--- INFORMATION GIVEN ---
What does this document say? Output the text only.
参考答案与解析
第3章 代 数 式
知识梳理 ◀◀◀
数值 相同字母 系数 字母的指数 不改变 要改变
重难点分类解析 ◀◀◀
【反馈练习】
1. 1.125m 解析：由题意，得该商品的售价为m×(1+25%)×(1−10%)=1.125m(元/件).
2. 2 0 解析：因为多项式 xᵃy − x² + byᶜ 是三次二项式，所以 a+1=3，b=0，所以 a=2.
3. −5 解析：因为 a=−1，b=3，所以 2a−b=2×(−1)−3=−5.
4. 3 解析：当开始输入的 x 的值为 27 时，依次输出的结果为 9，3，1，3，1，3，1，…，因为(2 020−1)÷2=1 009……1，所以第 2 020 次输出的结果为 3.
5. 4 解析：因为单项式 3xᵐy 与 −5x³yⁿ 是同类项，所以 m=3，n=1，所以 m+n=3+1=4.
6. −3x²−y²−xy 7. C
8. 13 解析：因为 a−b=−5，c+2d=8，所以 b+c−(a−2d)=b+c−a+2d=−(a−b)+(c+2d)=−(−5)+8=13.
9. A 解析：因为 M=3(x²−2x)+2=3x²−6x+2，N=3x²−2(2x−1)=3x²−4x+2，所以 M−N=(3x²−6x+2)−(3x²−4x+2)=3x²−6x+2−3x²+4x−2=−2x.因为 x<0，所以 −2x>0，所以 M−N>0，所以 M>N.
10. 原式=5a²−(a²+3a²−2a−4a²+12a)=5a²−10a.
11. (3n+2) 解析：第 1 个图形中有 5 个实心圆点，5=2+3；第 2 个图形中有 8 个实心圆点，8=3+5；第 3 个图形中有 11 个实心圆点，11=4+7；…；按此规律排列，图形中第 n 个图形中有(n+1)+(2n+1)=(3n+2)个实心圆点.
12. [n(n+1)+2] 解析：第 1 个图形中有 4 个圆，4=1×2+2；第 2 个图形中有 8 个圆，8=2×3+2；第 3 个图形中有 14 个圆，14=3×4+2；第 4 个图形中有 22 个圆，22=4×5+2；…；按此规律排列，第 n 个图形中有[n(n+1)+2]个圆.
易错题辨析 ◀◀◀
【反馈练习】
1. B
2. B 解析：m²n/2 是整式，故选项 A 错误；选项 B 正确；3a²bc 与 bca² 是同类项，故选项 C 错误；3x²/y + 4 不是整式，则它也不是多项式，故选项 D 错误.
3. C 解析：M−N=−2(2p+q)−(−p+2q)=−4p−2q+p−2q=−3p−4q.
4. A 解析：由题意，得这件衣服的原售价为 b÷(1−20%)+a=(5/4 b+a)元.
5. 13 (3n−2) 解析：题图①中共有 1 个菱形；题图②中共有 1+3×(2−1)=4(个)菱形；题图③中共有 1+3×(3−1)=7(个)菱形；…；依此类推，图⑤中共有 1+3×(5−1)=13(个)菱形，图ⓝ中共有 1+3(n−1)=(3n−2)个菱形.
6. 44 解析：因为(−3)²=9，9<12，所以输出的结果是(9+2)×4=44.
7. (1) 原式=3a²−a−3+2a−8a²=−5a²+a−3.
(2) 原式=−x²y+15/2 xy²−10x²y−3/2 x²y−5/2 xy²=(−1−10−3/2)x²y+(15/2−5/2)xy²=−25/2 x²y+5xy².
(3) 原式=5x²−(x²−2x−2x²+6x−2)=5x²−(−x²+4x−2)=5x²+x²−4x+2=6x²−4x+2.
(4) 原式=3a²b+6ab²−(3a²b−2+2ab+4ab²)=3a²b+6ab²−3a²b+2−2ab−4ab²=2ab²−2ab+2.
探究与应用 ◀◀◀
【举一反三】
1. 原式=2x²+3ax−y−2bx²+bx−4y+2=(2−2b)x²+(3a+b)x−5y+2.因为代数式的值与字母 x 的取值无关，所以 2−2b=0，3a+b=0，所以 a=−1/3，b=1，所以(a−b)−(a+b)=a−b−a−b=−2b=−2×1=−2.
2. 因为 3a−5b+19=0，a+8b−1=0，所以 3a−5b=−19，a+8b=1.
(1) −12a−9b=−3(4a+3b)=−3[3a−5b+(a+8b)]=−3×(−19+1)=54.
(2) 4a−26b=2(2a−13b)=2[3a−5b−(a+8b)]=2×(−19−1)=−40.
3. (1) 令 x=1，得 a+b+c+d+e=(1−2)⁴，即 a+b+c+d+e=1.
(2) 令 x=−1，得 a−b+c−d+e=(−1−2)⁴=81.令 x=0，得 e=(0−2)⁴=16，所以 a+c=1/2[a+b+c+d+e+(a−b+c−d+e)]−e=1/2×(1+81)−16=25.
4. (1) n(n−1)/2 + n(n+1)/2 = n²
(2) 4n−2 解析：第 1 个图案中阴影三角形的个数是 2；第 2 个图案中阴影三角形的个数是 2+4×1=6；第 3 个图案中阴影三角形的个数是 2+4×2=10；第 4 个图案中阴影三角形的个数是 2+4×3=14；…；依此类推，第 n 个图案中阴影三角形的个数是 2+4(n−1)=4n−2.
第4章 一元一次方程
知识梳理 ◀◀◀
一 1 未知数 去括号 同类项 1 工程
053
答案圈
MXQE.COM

--- WRITTEN TASK ---
Look through the material above. Copy each line where the word "依此类推" appears.

--- TASK SOLUTION ---
5. 13 (3n−2) 解析：题图①中共有 1 个菱形；题图②中共有 1+3×(2−1)=4(个)菱形；题图③中共有 1+3×(3−1)=7(个)菱形；…；依此类推，图⑤中共有 1+3×(5−1)=13(个)菱形，图ⓝ中共有 1+3(n−1)=(3n−2)个菱形.
(2) 4n−2 解析：第 1 个图案中阴影三角形的个数是 2；第 2 个图案中阴影三角形的个数是 2+4×1=6；第 3 个图案中阴影三角形的个数是 2+4×2=10；第 4 个图案中阴影三角形的个数是 2+4×3=14；…；依此类推，第 n 个图案中阴影三角形的个数是 2+4(n−1)=4n−2.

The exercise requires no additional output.